Images embedded in the records are excluded; print everything else exactly as given.

--- START OF MATERIAL SUPPLIED ---

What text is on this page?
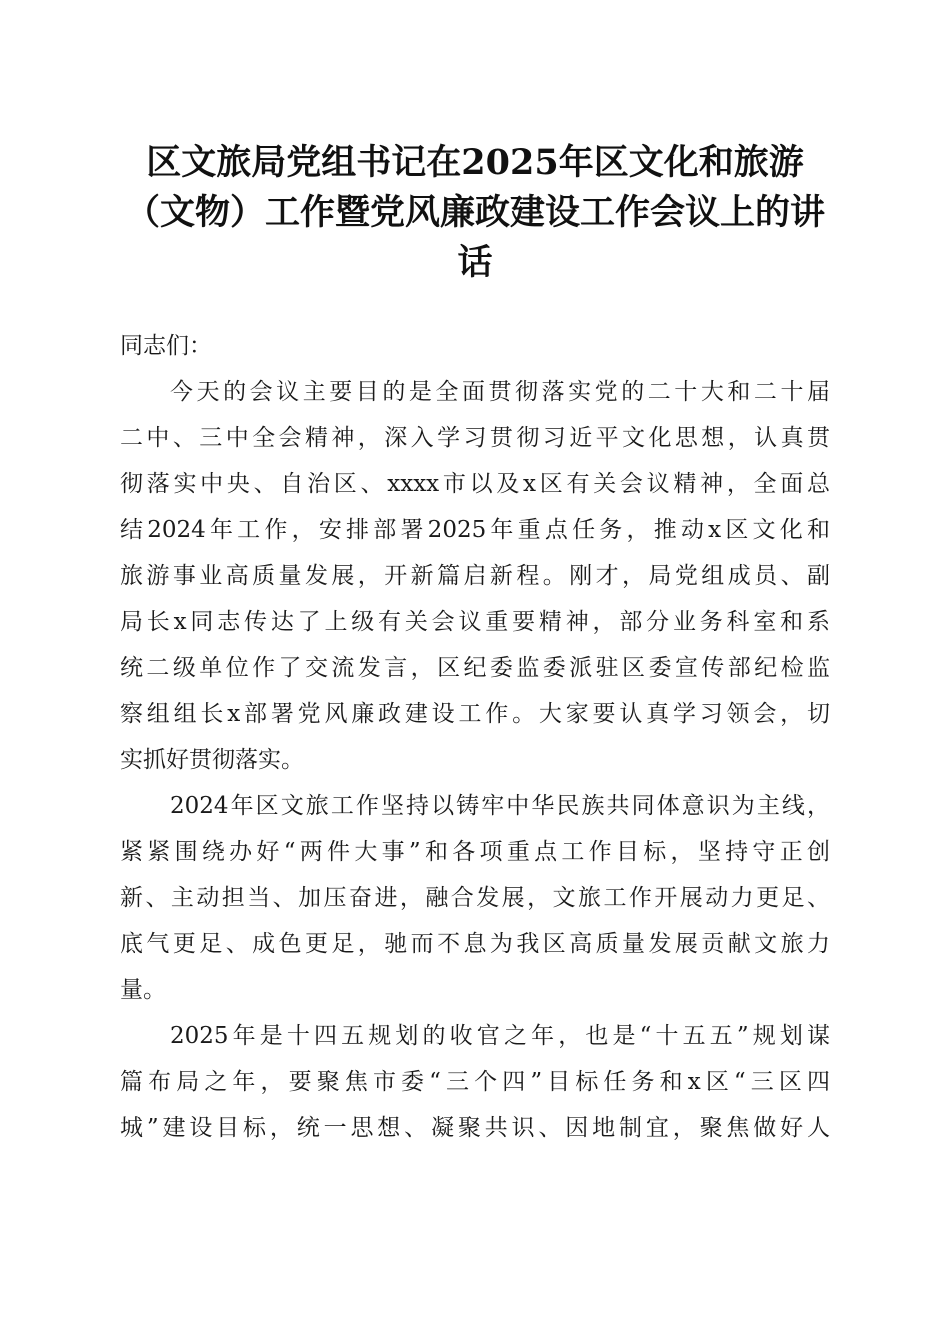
区文旅局党组书记在2025年区文化和旅游
（文物）工作暨党风廉政建设工作会议上的讲
话

同志们：

今天的会议主要目的是全面贯彻落实党的二十大和二十届
二中、三中全会精神，深入学习贯彻习近平文化思想，认真贯
彻落实中央、自治区、xxxx市以及x区有关会议精神，全面总
结2024年工作，安排部署2025年重点任务，推动x区文化和
旅游事业高质量发展，开新篇启新程。刚才，局党组成员、副
局长x同志传达了上级有关会议重要精神，部分业务科室和系
统二级单位作了交流发言，区纪委监委派驻区委宣传部纪检监
察组组长x部署党风廉政建设工作。大家要认真学习领会，切
实抓好贯彻落实。

2024年区文旅工作坚持以铸牢中华民族共同体意识为主线，
紧紧围绕办好“两件大事”和各项重点工作目标，坚持守正创
新、主动担当、加压奋进，融合发展，文旅工作开展动力更足、
底气更足、成色更足，驰而不息为我区高质量发展贡献文旅力
量。

2025年是十四五规划的收官之年，也是“十五五”规划谋
篇布局之年，要聚焦市委“三个四”目标任务和x区“三区四
城”建设目标，统一思想、凝聚共识、因地制宜，聚焦做好人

--- END OF MATERIAL SUPPLIED ---

SOLUTION
What text is on this page?
区文旅局党组书记在2025年区文化和旅游
（文物）工作暨党风廉政建设工作会议上的讲
话

同志们：

今天的会议主要目的是全面贯彻落实党的二十大和二十届
二中、三中全会精神，深入学习贯彻习近平文化思想，认真贯
彻落实中央、自治区、xxxx市以及x区有关会议精神，全面总
结2024年工作，安排部署2025年重点任务，推动x区文化和
旅游事业高质量发展，开新篇启新程。刚才，局党组成员、副
局长x同志传达了上级有关会议重要精神，部分业务科室和系
统二级单位作了交流发言，区纪委监委派驻区委宣传部纪检监
察组组长x部署党风廉政建设工作。大家要认真学习领会，切
实抓好贯彻落实。

2024年区文旅工作坚持以铸牢中华民族共同体意识为主线，
紧紧围绕办好“两件大事”和各项重点工作目标，坚持守正创
新、主动担当、加压奋进，融合发展，文旅工作开展动力更足、
底气更足、成色更足，驰而不息为我区高质量发展贡献文旅力
量。

2025年是十四五规划的收官之年，也是“十五五”规划谋
篇布局之年，要聚焦市委“三个四”目标任务和x区“三区四
城”建设目标，统一思想、凝聚共识、因地制宜，聚焦做好人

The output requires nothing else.